### YOUR TASK
Exclude the pictures and reproduce the remaining data exactly as written.

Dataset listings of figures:
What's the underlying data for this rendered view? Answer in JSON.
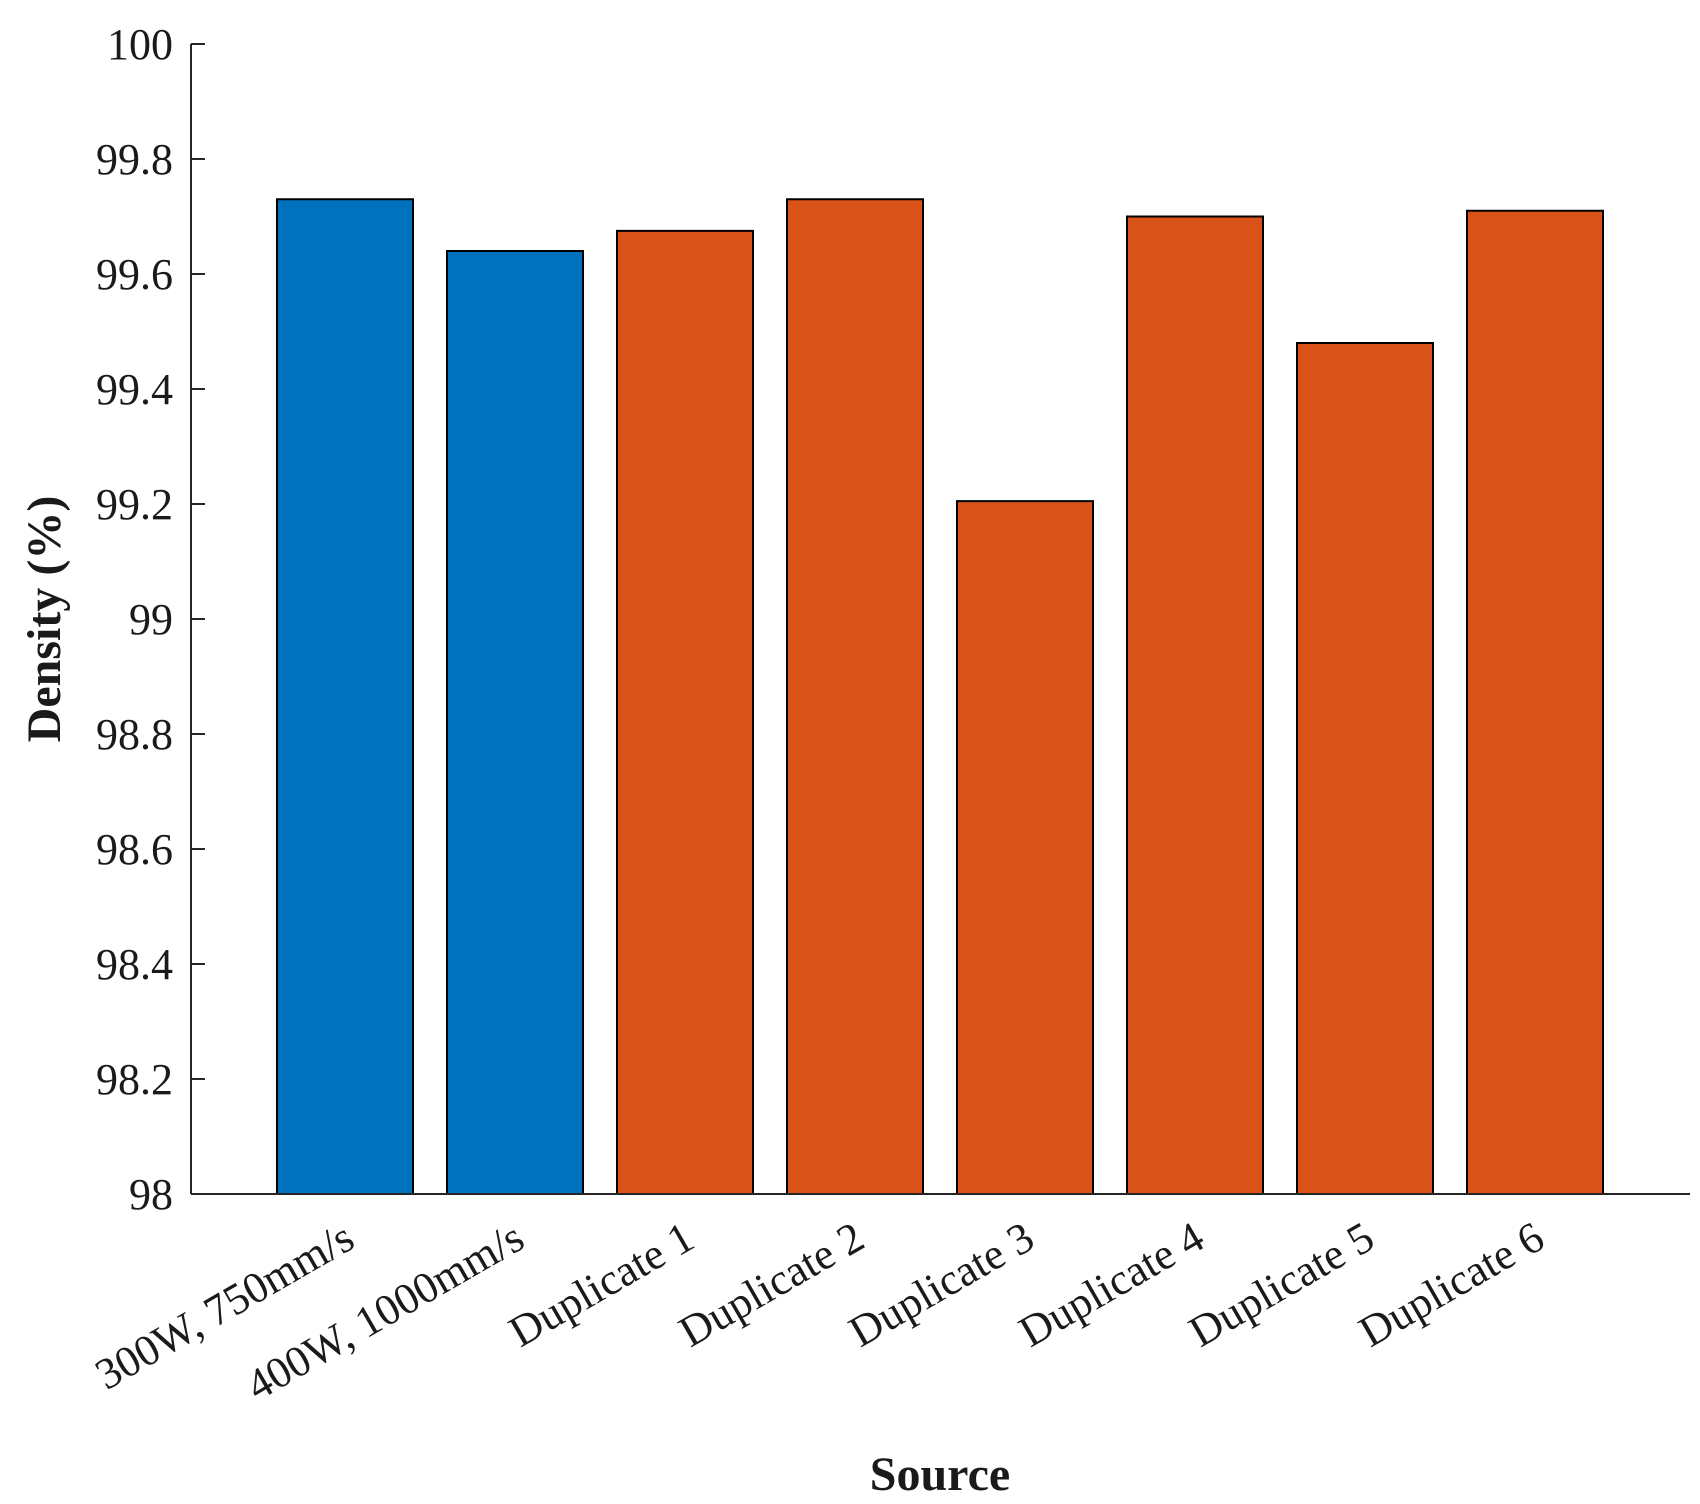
{
  "chart_data": {
    "type": "bar",
    "title": "",
    "xlabel": "Source",
    "ylabel": "Density (%)",
    "ylim": [
      98,
      100
    ],
    "yticks": [
      98,
      98.2,
      98.4,
      98.6,
      98.8,
      99,
      99.2,
      99.4,
      99.6,
      99.8,
      100
    ],
    "ytick_labels": [
      "98",
      "98.2",
      "98.4",
      "98.6",
      "98.8",
      "99",
      "99.2",
      "99.4",
      "99.6",
      "99.8",
      "100"
    ],
    "categories": [
      "300W, 750mm/s",
      "400W, 1000mm/s",
      "Duplicate 1",
      "Duplicate 2",
      "Duplicate 3",
      "Duplicate 4",
      "Duplicate 5",
      "Duplicate 6"
    ],
    "values": [
      99.73,
      99.64,
      99.675,
      99.73,
      99.205,
      99.7,
      99.48,
      99.71
    ],
    "bar_colors": [
      "#0072BD",
      "#0072BD",
      "#D95319",
      "#D95319",
      "#D95319",
      "#D95319",
      "#D95319",
      "#D95319"
    ],
    "grid": false,
    "legend": "none"
  }
}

### TASK SOLUTION
What's the underlying data for this rendered view? Answer in JSON.
{
  "chart_data": {
    "type": "bar",
    "title": "",
    "xlabel": "Source",
    "ylabel": "Density (%)",
    "ylim": [
      98,
      100
    ],
    "yticks": [
      98,
      98.2,
      98.4,
      98.6,
      98.8,
      99,
      99.2,
      99.4,
      99.6,
      99.8,
      100
    ],
    "ytick_labels": [
      "98",
      "98.2",
      "98.4",
      "98.6",
      "98.8",
      "99",
      "99.2",
      "99.4",
      "99.6",
      "99.8",
      "100"
    ],
    "categories": [
      "300W, 750mm/s",
      "400W, 1000mm/s",
      "Duplicate 1",
      "Duplicate 2",
      "Duplicate 3",
      "Duplicate 4",
      "Duplicate 5",
      "Duplicate 6"
    ],
    "values": [
      99.73,
      99.64,
      99.675,
      99.73,
      99.205,
      99.7,
      99.48,
      99.71
    ],
    "bar_colors": [
      "#0072BD",
      "#0072BD",
      "#D95319",
      "#D95319",
      "#D95319",
      "#D95319",
      "#D95319",
      "#D95319"
    ],
    "grid": false,
    "legend": "none"
  }
}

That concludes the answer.